*** Given information ***

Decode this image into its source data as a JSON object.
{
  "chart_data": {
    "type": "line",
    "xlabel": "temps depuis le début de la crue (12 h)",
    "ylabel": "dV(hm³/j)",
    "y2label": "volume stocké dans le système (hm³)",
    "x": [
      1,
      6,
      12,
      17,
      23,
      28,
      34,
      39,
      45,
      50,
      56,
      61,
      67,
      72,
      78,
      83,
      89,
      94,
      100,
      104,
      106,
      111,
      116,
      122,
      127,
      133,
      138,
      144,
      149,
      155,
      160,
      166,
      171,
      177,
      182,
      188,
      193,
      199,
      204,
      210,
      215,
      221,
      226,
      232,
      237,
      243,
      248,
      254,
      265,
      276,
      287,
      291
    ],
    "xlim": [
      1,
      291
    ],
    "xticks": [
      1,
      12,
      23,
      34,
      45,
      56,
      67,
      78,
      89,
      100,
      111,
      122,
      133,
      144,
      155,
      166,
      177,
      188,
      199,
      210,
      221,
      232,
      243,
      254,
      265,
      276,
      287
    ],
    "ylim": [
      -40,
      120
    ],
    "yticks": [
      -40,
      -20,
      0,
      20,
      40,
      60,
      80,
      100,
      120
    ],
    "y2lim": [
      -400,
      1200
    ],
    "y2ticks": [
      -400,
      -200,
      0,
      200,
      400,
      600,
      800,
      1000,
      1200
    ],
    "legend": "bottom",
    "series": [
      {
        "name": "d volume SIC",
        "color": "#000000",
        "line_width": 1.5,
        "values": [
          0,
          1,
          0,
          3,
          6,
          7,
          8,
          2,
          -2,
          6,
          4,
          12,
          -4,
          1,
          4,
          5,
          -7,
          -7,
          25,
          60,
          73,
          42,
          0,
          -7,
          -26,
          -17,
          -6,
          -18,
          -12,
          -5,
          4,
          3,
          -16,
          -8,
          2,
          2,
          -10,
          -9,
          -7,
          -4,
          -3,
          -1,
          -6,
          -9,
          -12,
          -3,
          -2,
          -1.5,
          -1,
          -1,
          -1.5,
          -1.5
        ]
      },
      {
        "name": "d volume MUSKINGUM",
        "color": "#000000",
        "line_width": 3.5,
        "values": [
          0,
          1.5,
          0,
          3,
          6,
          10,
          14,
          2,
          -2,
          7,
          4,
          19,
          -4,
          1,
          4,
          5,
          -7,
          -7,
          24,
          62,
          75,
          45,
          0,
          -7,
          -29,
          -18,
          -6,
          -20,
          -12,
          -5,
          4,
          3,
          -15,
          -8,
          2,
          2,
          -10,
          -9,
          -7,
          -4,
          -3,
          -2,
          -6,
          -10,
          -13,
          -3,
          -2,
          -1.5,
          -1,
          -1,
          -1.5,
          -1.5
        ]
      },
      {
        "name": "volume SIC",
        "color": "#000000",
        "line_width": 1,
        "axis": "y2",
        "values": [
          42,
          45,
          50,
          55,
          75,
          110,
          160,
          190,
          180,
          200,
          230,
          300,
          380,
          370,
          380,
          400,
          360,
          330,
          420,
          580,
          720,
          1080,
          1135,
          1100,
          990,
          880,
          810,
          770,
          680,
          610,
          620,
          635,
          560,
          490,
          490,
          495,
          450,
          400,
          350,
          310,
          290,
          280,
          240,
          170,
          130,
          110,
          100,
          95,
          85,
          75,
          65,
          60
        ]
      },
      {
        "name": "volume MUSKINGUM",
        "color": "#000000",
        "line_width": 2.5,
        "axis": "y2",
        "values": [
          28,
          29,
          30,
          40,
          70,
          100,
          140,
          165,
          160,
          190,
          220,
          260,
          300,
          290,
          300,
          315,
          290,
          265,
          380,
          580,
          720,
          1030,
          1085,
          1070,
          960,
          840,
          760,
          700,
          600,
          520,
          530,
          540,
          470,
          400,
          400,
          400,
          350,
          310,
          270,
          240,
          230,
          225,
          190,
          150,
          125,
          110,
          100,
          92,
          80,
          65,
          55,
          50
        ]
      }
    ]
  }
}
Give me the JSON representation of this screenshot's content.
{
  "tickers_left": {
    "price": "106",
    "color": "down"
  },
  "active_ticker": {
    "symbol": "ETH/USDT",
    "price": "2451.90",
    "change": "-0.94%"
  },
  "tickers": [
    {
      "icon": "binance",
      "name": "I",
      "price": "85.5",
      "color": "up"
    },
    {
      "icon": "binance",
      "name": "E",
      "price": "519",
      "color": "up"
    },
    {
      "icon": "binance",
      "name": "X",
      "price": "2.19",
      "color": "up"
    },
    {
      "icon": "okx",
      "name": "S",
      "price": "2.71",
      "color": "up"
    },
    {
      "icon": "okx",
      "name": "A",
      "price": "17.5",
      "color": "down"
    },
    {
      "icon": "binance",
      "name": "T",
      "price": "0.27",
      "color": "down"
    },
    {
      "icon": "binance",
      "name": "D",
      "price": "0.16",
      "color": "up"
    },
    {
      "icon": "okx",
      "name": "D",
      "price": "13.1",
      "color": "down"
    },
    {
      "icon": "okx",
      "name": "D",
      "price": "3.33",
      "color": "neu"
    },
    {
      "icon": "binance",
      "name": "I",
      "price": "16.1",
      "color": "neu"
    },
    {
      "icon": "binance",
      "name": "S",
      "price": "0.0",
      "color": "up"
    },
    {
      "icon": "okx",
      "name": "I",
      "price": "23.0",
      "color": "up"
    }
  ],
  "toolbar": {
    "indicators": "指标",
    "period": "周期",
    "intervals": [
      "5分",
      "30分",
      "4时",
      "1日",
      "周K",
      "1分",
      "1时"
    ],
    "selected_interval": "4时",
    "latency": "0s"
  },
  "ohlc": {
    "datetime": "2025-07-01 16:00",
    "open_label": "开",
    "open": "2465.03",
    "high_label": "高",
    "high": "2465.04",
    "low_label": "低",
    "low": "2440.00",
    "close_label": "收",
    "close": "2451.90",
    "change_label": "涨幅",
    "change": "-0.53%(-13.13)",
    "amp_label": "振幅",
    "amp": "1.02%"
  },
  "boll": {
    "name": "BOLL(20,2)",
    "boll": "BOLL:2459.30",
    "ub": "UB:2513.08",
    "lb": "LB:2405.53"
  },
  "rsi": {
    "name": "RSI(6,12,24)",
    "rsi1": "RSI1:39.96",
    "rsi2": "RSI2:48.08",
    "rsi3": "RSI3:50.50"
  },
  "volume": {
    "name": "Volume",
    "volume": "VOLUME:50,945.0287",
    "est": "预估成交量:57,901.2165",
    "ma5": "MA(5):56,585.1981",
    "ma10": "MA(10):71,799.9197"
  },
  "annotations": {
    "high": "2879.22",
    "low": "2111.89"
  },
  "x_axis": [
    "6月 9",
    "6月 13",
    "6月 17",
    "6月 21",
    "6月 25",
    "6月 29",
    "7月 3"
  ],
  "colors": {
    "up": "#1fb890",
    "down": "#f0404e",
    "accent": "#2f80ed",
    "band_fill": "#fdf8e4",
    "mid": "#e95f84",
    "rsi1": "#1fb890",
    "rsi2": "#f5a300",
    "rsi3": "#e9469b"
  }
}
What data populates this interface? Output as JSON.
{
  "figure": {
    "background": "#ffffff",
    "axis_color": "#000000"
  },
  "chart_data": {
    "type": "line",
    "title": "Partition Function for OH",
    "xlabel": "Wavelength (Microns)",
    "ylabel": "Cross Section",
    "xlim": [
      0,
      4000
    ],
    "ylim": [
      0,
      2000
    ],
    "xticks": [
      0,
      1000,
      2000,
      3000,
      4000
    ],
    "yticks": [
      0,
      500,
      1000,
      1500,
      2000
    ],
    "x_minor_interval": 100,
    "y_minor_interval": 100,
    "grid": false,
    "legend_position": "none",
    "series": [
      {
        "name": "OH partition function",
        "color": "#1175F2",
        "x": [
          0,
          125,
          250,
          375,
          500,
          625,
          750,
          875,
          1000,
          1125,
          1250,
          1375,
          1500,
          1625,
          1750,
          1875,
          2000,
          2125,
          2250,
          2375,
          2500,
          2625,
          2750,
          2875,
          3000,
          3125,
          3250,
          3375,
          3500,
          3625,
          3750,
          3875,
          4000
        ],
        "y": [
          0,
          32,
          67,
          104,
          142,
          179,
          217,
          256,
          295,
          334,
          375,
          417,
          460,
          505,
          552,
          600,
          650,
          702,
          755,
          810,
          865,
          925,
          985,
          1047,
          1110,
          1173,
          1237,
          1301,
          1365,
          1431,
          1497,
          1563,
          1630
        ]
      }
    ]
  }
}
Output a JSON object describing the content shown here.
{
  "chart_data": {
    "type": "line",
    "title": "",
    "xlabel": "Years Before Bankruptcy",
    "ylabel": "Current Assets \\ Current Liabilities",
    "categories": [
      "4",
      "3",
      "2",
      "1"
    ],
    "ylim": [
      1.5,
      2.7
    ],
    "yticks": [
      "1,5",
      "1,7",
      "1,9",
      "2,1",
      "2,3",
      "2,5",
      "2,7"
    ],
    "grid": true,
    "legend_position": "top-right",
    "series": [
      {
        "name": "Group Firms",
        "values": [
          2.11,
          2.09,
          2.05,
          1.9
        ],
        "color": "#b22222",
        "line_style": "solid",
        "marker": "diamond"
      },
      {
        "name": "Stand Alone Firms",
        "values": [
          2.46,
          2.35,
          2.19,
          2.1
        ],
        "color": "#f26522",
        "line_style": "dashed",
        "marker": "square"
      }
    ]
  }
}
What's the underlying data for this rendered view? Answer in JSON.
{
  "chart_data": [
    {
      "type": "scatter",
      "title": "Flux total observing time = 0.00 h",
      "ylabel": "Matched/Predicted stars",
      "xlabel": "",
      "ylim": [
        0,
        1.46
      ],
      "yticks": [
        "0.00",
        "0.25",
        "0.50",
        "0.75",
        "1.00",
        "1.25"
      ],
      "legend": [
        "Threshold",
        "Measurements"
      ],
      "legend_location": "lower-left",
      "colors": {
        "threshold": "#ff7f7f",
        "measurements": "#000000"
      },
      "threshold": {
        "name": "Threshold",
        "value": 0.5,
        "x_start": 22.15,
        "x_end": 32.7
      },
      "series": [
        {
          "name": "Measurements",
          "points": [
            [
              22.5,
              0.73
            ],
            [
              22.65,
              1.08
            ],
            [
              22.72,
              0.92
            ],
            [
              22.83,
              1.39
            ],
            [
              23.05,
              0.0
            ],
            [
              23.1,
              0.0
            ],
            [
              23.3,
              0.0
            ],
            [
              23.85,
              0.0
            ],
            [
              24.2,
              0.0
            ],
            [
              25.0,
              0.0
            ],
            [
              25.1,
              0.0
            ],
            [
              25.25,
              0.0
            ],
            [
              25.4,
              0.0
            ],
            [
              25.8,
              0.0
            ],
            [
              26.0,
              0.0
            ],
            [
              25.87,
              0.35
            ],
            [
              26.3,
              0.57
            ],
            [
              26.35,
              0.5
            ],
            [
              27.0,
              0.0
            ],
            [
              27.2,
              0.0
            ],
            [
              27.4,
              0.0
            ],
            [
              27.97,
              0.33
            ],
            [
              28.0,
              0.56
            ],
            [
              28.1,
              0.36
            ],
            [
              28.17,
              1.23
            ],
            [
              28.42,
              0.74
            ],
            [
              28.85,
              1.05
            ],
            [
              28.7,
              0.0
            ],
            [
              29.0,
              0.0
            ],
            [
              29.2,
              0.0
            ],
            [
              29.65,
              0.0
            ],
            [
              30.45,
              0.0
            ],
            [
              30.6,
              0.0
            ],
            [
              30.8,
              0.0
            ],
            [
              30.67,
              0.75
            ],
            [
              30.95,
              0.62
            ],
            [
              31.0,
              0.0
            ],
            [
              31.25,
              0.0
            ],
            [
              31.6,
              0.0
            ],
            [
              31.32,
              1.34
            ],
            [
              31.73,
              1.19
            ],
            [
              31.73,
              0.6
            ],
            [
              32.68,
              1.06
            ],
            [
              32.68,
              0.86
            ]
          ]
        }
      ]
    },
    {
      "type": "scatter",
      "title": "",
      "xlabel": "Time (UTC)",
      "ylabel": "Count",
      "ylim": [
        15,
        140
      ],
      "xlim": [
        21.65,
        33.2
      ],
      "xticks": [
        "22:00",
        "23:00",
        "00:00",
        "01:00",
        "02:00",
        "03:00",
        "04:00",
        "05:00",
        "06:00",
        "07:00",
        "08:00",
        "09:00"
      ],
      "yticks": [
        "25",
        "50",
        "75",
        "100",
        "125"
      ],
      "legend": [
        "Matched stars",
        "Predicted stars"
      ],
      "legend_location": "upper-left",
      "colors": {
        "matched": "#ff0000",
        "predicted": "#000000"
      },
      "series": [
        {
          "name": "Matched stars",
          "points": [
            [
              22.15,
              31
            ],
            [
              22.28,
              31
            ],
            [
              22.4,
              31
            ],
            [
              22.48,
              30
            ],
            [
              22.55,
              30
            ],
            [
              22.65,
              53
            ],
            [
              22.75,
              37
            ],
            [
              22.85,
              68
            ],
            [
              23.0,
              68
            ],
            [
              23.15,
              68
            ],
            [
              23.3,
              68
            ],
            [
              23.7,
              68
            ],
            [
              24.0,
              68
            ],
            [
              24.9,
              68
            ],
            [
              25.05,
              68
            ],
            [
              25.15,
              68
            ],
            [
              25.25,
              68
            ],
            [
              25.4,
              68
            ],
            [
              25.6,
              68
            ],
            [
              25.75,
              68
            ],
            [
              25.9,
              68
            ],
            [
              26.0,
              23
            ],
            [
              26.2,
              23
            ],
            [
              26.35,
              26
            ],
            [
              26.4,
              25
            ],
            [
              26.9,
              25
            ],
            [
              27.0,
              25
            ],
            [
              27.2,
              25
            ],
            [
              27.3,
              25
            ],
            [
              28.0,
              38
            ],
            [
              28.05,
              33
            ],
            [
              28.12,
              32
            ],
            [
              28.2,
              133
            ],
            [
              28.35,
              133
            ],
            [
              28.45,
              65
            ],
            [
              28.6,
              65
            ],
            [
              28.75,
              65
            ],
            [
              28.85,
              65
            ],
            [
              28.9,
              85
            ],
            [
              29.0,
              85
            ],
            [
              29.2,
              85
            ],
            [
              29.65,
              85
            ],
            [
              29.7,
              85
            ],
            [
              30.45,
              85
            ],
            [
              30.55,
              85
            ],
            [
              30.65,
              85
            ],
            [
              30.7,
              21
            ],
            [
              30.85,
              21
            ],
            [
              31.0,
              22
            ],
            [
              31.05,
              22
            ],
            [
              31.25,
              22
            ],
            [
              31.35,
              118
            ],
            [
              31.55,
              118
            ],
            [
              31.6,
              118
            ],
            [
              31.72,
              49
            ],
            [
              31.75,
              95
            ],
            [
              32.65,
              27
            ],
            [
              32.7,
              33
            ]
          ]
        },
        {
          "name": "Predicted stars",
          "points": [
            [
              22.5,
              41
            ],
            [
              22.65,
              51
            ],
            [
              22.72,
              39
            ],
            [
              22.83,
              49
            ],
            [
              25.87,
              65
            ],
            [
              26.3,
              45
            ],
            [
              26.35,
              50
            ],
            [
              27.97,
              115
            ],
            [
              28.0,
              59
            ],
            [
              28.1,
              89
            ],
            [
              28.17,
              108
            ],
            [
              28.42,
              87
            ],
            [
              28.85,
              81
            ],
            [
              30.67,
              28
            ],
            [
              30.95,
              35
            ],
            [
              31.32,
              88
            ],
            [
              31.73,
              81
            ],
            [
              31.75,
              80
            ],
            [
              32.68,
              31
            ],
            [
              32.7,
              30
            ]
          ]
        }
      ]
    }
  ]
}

***

| Set exercise |
Identify lines with the string "content". Copy each one.

| Result of the exercise |
Give me the JSON representation of this screenshot's content.
Output a JSON object describing the content shown here.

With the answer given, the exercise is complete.